## [Given exercise]
Every record below should be transcribed exactly. Omit the images.

## [Data supplied]
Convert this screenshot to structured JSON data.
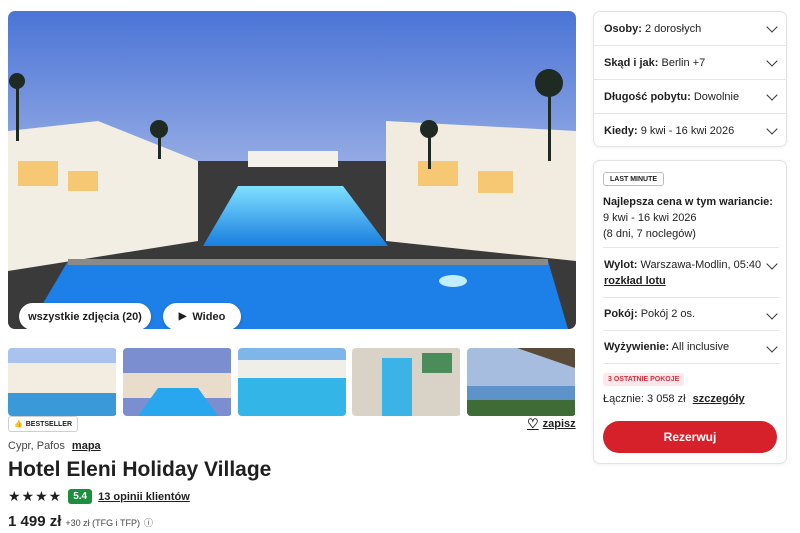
{
  "gallery": {
    "all_photos_label": "wszystkie zdjęcia (20)",
    "video_label": "Wideo"
  },
  "hotel": {
    "bestseller": "BESTSELLER",
    "save": "zapisz",
    "location": "Cypr, Pafos",
    "map_link": "mapa",
    "name": "Hotel Eleni Holiday Village",
    "stars": "★★★★",
    "score": "5.4",
    "reviews": "13 opinii klientów",
    "price": "1 499 zł",
    "price_extra": "+30 zł (TFG i TFP)"
  },
  "filters": {
    "persons_label": "Osoby:",
    "persons_value": "2 dorosłych",
    "from_label": "Skąd i jak:",
    "from_value": "Berlin +7",
    "length_label": "Długość pobytu:",
    "length_value": "Dowolnie",
    "when_label": "Kiedy:",
    "when_value": "9 kwi - 16 kwi 2026"
  },
  "offer": {
    "badge": "LAST MINUTE",
    "best_price_heading": "Najlepsza cena w tym wariancie:",
    "dates": "9 kwi - 16 kwi 2026",
    "duration": "(8 dni, 7 noclegów)",
    "flight_label": "Wylot:",
    "flight_value": "Warszawa-Modlin, 05:40",
    "schedule_link": "rozkład lotu",
    "room_label": "Pokój:",
    "room_value": "Pokój 2 os.",
    "board_label": "Wyżywienie:",
    "board_value": "All inclusive",
    "rooms_left": "3 OSTATNIE POKOJE",
    "total_label": "Łącznie: 3 058 zł",
    "details_link": "szczegóły",
    "book_button": "Rezerwuj"
  },
  "colors": {
    "accent": "#d6202a",
    "score_green": "#1b8f3d"
  }
}
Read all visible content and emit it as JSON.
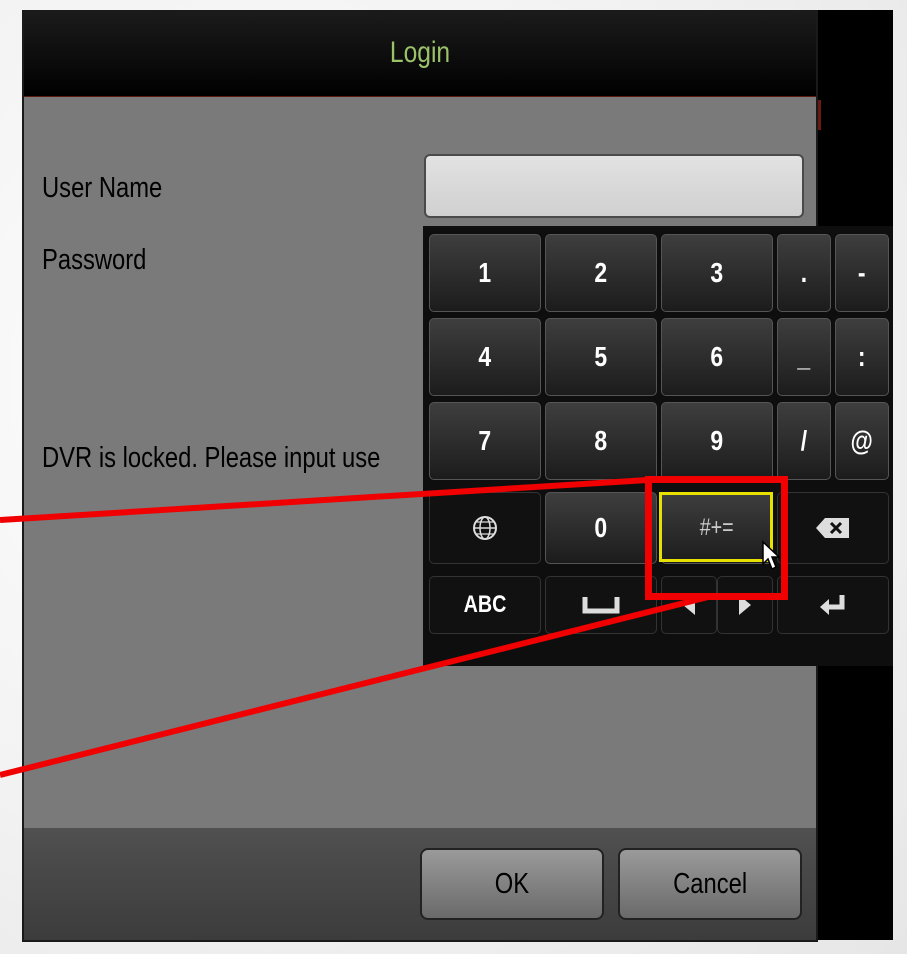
{
  "dialog": {
    "title": "Login",
    "username_label": "User Name",
    "username_value": "",
    "password_label": "Password",
    "message": "DVR is locked. Please input use",
    "ok_label": "OK",
    "cancel_label": "Cancel"
  },
  "keyboard": {
    "row1": [
      "1",
      "2",
      "3",
      ".",
      "-"
    ],
    "row2": [
      "4",
      "5",
      "6",
      "_",
      ":"
    ],
    "row3": [
      "7",
      "8",
      "9",
      "/",
      "@"
    ],
    "row4": {
      "globe_icon": "globe-icon",
      "zero": "0",
      "symbols": "#+=",
      "backspace_icon": "backspace-icon"
    },
    "row5": {
      "abc": "ABC",
      "space_icon": "space-icon",
      "left_icon": "arrow-left-icon",
      "right_icon": "arrow-right-icon",
      "enter_icon": "enter-icon"
    }
  },
  "annotation": {
    "color": "#f00000",
    "highlight_color": "#e8e000"
  }
}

## [Worked answer]
Convert this screenshot to structured JSON data.
{
  "gallery": {
    "all_photos_label": "wszystkie zdjęcia (20)",
    "video_label": "Wideo"
  },
  "hotel": {
    "bestseller": "BESTSELLER",
    "save": "zapisz",
    "location": "Cypr, Pafos",
    "map_link": "mapa",
    "name": "Hotel Eleni Holiday Village",
    "stars": "★★★★",
    "score": "5.4",
    "reviews": "13 opinii klientów",
    "price": "1 499 zł",
    "price_extra": "+30 zł (TFG i TFP)"
  },
  "filters": {
    "persons_label": "Osoby:",
    "persons_value": "2 dorosłych",
    "from_label": "Skąd i jak:",
    "from_value": "Berlin +7",
    "length_label": "Długość pobytu:",
    "length_value": "Dowolnie",
    "when_label": "Kiedy:",
    "when_value": "9 kwi - 16 kwi 2026"
  },
  "offer": {
    "badge": "LAST MINUTE",
    "best_price_heading": "Najlepsza cena w tym wariancie:",
    "dates": "9 kwi - 16 kwi 2026",
    "duration": "(8 dni, 7 noclegów)",
    "flight_label": "Wylot:",
    "flight_value": "Warszawa-Modlin, 05:40",
    "schedule_link": "rozkład lotu",
    "room_label": "Pokój:",
    "room_value": "Pokój 2 os.",
    "board_label": "Wyżywienie:",
    "board_value": "All inclusive",
    "rooms_left": "3 OSTATNIE POKOJE",
    "total_label": "Łącznie: 3 058 zł",
    "details_link": "szczegóły",
    "book_button": "Rezerwuj"
  },
  "colors": {
    "accent": "#d6202a",
    "score_green": "#1b8f3d"
  }
}
Read all visible content and emit it as JSON.
{
  "dialog": {
    "title": "Login",
    "username_label": "User Name",
    "username_value": "",
    "password_label": "Password",
    "message": "DVR is locked. Please input use",
    "ok_label": "OK",
    "cancel_label": "Cancel"
  },
  "keyboard": {
    "row1": [
      "1",
      "2",
      "3",
      ".",
      "-"
    ],
    "row2": [
      "4",
      "5",
      "6",
      "_",
      ":"
    ],
    "row3": [
      "7",
      "8",
      "9",
      "/",
      "@"
    ],
    "row4": {
      "globe_icon": "globe-icon",
      "zero": "0",
      "symbols": "#+=",
      "backspace_icon": "backspace-icon"
    },
    "row5": {
      "abc": "ABC",
      "space_icon": "space-icon",
      "left_icon": "arrow-left-icon",
      "right_icon": "arrow-right-icon",
      "enter_icon": "enter-icon"
    }
  },
  "annotation": {
    "color": "#f00000",
    "highlight_color": "#e8e000"
  }
}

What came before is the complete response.